==== Task input

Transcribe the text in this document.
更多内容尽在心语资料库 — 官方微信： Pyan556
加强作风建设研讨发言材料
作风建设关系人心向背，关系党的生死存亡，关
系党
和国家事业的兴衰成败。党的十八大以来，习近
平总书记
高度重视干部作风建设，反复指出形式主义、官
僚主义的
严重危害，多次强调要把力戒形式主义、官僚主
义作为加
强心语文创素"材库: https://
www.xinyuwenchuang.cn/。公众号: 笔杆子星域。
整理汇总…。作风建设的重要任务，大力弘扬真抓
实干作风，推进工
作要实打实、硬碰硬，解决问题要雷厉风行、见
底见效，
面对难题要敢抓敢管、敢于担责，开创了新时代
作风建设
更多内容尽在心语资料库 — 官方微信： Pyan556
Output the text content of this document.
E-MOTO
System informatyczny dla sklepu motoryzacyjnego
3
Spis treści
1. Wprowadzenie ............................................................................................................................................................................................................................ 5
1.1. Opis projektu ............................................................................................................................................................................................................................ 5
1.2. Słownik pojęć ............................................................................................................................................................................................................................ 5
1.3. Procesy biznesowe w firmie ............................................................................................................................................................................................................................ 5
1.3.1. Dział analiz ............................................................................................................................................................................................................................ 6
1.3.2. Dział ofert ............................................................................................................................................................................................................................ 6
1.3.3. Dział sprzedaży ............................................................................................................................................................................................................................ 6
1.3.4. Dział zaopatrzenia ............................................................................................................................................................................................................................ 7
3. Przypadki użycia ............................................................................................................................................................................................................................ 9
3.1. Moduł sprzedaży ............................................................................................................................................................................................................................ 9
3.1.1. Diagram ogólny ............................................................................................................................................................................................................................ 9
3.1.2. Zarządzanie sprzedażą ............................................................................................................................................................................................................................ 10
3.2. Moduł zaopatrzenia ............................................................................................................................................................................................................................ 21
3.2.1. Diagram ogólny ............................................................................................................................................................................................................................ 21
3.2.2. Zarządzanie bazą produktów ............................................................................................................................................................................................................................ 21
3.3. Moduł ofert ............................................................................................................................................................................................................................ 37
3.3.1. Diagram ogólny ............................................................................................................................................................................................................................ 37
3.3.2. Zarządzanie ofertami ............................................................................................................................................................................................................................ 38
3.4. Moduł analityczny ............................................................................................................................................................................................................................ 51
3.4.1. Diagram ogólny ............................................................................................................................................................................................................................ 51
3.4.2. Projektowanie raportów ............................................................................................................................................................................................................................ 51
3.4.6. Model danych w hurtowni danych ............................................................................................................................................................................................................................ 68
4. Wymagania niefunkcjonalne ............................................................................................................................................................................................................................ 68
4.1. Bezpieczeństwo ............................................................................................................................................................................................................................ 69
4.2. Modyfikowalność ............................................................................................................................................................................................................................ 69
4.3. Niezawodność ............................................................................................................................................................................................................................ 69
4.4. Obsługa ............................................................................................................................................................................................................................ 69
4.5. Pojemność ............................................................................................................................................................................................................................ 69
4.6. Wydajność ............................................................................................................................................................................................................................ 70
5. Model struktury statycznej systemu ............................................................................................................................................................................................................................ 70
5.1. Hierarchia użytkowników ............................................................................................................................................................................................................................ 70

========

§ Request
Search the entries for the string "ogólny" and collect each line that has it.

§ Reply
3.1.1. Diagram ogólny ............................................................................................................................................................................................................................ 9
3.2.1. Diagram ogólny ............................................................................................................................................................................................................................ 21
3.3.1. Diagram ogólny ............................................................................................................................................................................................................................ 37
3.4.1. Diagram ogólny ............................................................................................................................................................................................................................ 51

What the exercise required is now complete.